**WHAT IS ASKED:** Each line of the listing that contains the word "built" is to be copied.

[Rows from a figure dataset]
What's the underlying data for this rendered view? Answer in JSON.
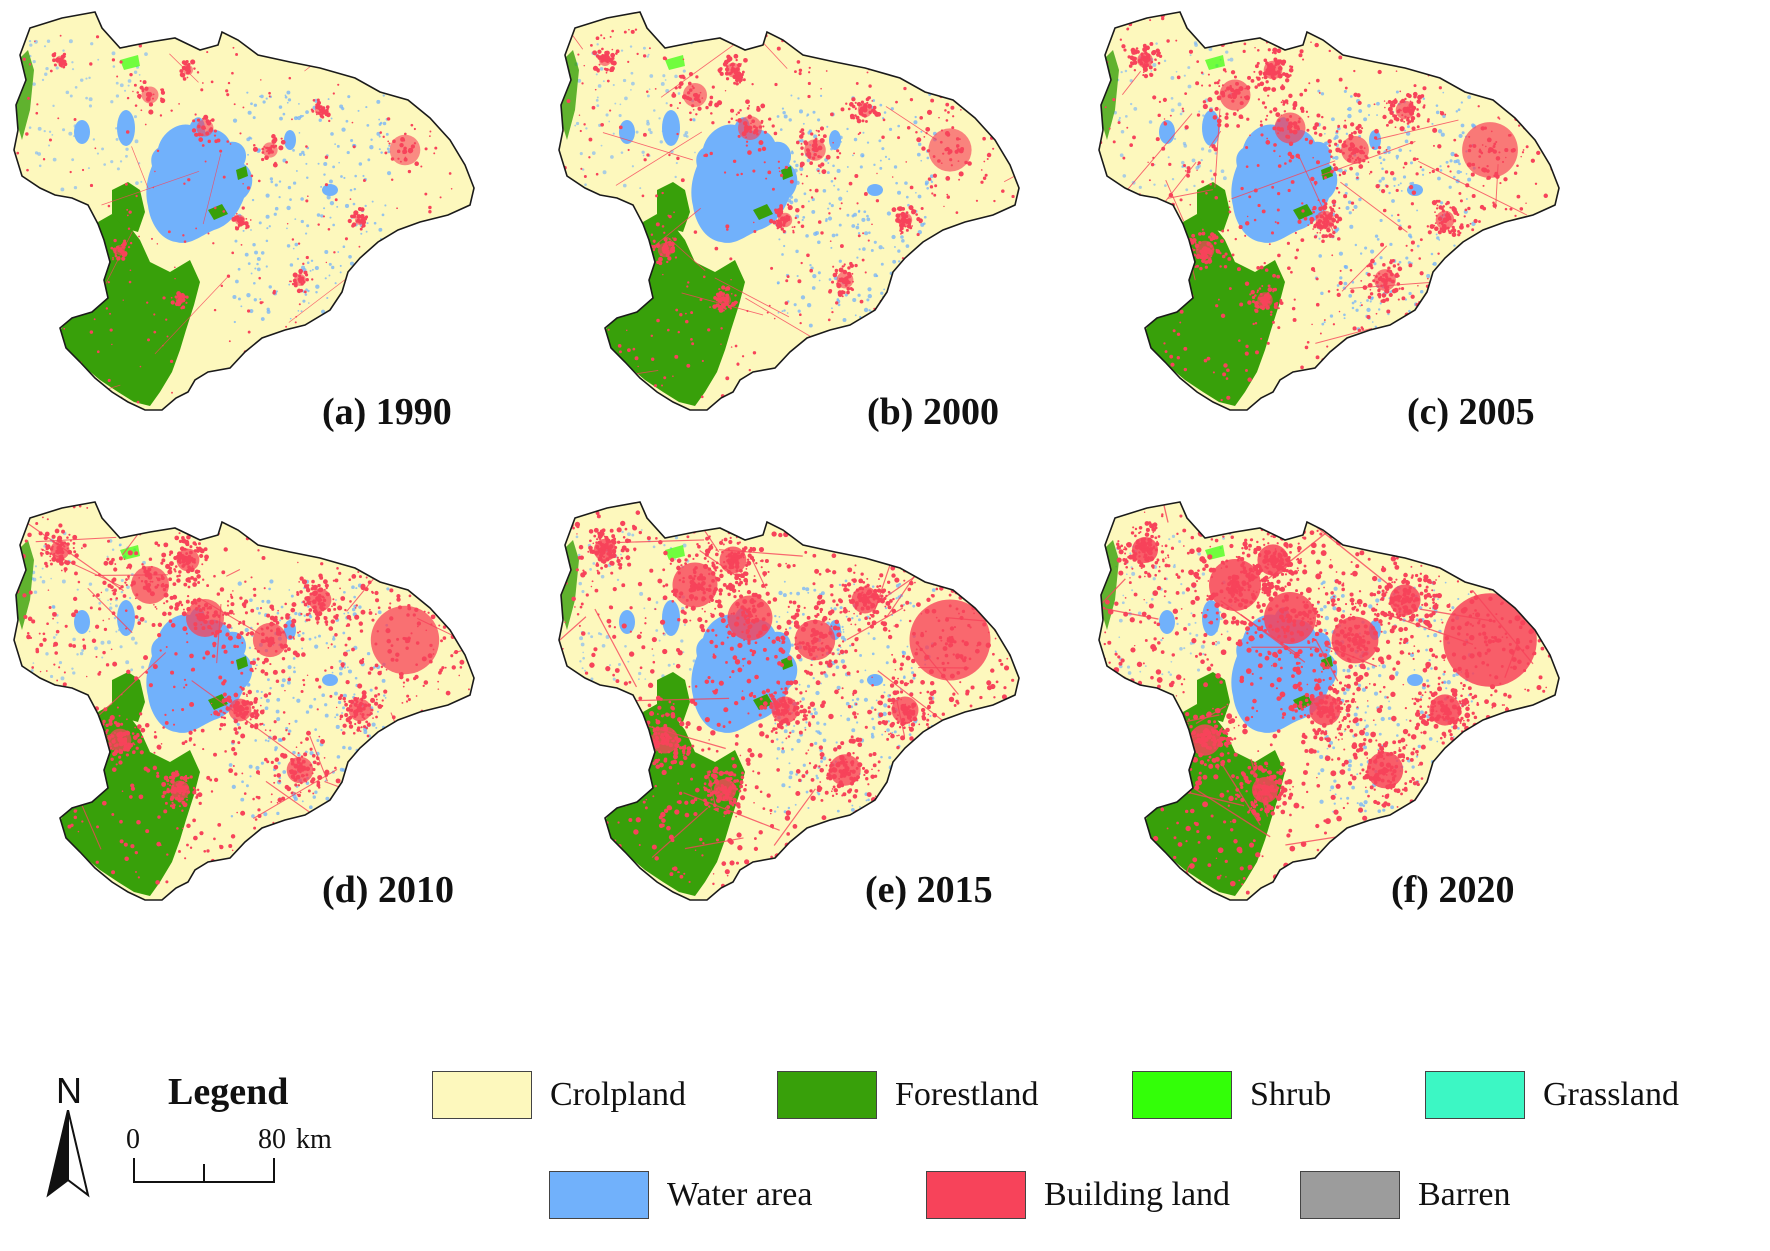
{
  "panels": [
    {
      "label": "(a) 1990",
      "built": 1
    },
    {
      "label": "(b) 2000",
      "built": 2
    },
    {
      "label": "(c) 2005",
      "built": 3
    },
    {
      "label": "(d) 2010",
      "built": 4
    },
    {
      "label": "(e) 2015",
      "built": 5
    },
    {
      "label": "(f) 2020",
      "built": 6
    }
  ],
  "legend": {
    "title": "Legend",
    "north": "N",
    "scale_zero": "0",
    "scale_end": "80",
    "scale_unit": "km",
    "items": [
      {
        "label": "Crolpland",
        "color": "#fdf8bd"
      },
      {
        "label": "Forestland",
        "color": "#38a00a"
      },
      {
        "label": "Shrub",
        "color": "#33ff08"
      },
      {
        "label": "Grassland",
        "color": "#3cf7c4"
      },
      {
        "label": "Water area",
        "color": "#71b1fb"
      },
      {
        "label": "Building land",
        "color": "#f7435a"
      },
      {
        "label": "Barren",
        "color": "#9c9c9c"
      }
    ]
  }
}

**SOLUTION FOR THIS TASK:**
      "built": 1
      "built": 2
      "built": 3
      "built": 4
      "built": 5
      "built": 6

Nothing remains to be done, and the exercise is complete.